START Extracted data

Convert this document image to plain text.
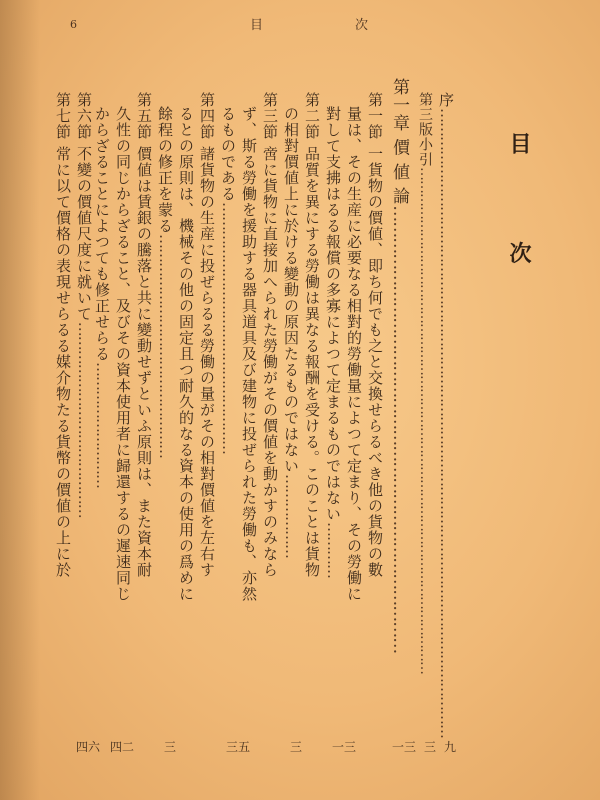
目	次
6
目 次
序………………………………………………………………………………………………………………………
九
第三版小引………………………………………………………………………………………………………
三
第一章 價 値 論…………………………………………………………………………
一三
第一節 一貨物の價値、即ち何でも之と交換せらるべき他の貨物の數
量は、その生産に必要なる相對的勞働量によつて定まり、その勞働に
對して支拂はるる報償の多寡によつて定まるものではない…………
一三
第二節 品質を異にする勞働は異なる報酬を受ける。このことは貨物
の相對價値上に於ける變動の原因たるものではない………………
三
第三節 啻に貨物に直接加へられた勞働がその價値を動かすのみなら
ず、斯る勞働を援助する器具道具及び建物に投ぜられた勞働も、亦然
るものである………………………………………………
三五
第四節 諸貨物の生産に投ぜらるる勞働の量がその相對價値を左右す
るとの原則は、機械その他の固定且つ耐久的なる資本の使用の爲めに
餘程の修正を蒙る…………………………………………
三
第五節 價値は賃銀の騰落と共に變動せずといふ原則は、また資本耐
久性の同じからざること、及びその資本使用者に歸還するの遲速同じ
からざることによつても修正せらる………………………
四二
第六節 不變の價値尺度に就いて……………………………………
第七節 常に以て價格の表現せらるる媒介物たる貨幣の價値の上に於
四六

END Extracted data

### Exercise requirements:
Exclude the pictures and transcribe all of the entries exactly.

### Solved exercise:
Convert this document image to plain text.
目	次
6
目 次
序………………………………………………………………………………………………………………………
九
第三版小引………………………………………………………………………………………………………
三
第一章 價 値 論…………………………………………………………………………
一三
第一節 一貨物の價値、即ち何でも之と交換せらるべき他の貨物の數
量は、その生産に必要なる相對的勞働量によつて定まり、その勞働に
對して支拂はるる報償の多寡によつて定まるものではない…………
一三
第二節 品質を異にする勞働は異なる報酬を受ける。このことは貨物
の相對價値上に於ける變動の原因たるものではない………………
三
第三節 啻に貨物に直接加へられた勞働がその價値を動かすのみなら
ず、斯る勞働を援助する器具道具及び建物に投ぜられた勞働も、亦然
るものである………………………………………………
三五
第四節 諸貨物の生産に投ぜらるる勞働の量がその相對價値を左右す
るとの原則は、機械その他の固定且つ耐久的なる資本の使用の爲めに
餘程の修正を蒙る…………………………………………
三
第五節 價値は賃銀の騰落と共に變動せずといふ原則は、また資本耐
久性の同じからざること、及びその資本使用者に歸還するの遲速同じ
からざることによつても修正せらる………………………
四二
第六節 不變の價値尺度に就いて……………………………………
第七節 常に以て價格の表現せらるる媒介物たる貨幣の價値の上に於
四六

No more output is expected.